**Task to complete**.
Write out the listing below without alteration, omitting its pictures.

Some records
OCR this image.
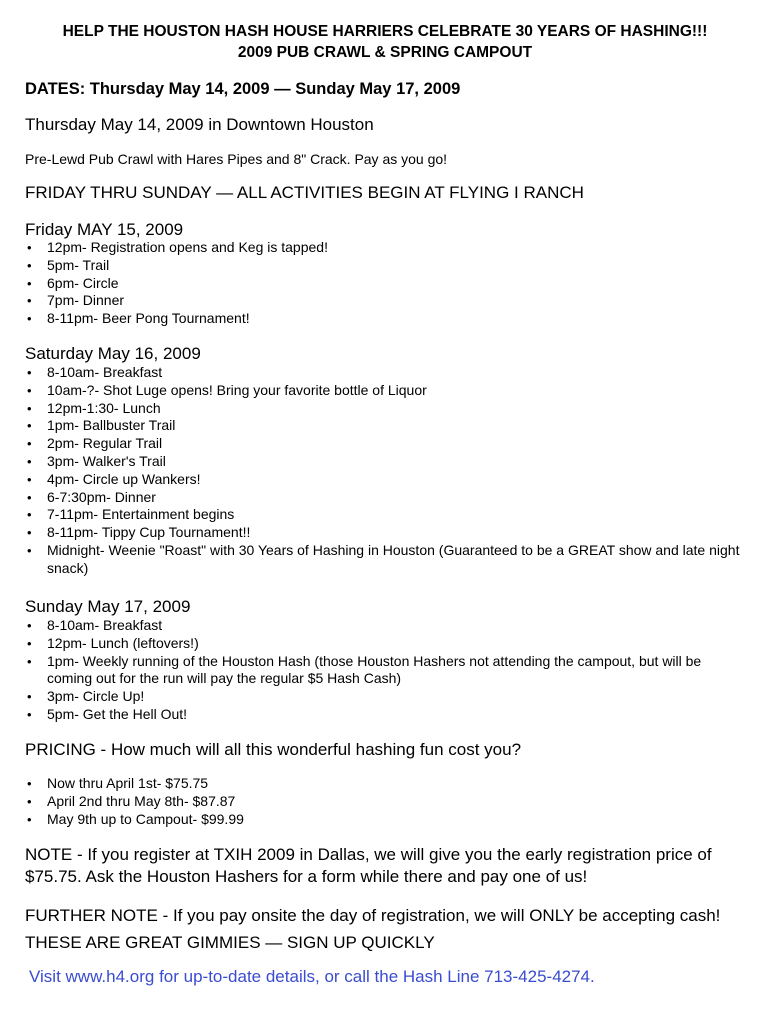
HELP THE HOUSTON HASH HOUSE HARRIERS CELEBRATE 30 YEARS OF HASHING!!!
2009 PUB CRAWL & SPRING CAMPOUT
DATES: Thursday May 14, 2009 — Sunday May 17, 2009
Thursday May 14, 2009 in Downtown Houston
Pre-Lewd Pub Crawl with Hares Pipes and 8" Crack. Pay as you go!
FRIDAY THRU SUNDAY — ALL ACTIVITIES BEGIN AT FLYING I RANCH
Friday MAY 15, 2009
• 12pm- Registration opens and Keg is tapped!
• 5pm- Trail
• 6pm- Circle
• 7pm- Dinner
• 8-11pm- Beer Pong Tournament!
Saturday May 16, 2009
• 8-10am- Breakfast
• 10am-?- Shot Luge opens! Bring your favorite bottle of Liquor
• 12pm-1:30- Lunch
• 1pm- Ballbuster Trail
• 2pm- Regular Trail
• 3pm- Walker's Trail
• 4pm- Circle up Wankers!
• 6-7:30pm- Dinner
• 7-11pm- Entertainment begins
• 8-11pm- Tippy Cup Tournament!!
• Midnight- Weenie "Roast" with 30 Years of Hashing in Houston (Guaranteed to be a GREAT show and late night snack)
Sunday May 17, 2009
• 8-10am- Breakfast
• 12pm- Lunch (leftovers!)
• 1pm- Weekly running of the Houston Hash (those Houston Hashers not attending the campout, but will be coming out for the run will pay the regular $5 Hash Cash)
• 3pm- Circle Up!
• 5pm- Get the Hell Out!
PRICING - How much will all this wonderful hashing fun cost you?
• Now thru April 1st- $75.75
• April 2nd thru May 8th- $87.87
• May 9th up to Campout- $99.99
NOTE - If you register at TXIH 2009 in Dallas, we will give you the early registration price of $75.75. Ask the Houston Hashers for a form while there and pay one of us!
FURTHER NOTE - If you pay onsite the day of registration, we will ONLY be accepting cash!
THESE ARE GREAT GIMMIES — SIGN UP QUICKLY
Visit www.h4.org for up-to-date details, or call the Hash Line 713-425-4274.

**Result of the exercise**.
OCR this image.
HELP THE HOUSTON HASH HOUSE HARRIERS CELEBRATE 30 YEARS OF HASHING!!!
2009 PUB CRAWL & SPRING CAMPOUT
DATES: Thursday May 14, 2009 — Sunday May 17, 2009
Thursday May 14, 2009 in Downtown Houston
Pre-Lewd Pub Crawl with Hares Pipes and 8" Crack. Pay as you go!
FRIDAY THRU SUNDAY — ALL ACTIVITIES BEGIN AT FLYING I RANCH
Friday MAY 15, 2009
• 12pm- Registration opens and Keg is tapped!
• 5pm- Trail
• 6pm- Circle
• 7pm- Dinner
• 8-11pm- Beer Pong Tournament!
Saturday May 16, 2009
• 8-10am- Breakfast
• 10am-?- Shot Luge opens! Bring your favorite bottle of Liquor
• 12pm-1:30- Lunch
• 1pm- Ballbuster Trail
• 2pm- Regular Trail
• 3pm- Walker's Trail
• 4pm- Circle up Wankers!
• 6-7:30pm- Dinner
• 7-11pm- Entertainment begins
• 8-11pm- Tippy Cup Tournament!!
• Midnight- Weenie "Roast" with 30 Years of Hashing in Houston (Guaranteed to be a GREAT show and late night snack)
Sunday May 17, 2009
• 8-10am- Breakfast
• 12pm- Lunch (leftovers!)
• 1pm- Weekly running of the Houston Hash (those Houston Hashers not attending the campout, but will be coming out for the run will pay the regular $5 Hash Cash)
• 3pm- Circle Up!
• 5pm- Get the Hell Out!
PRICING - How much will all this wonderful hashing fun cost you?
• Now thru April 1st- $75.75
• April 2nd thru May 8th- $87.87
• May 9th up to Campout- $99.99
NOTE - If you register at TXIH 2009 in Dallas, we will give you the early registration price of $75.75. Ask the Houston Hashers for a form while there and pay one of us!
FURTHER NOTE - If you pay onsite the day of registration, we will ONLY be accepting cash!
THESE ARE GREAT GIMMIES — SIGN UP QUICKLY
Visit www.h4.org for up-to-date details, or call the Hash Line 713-425-4274.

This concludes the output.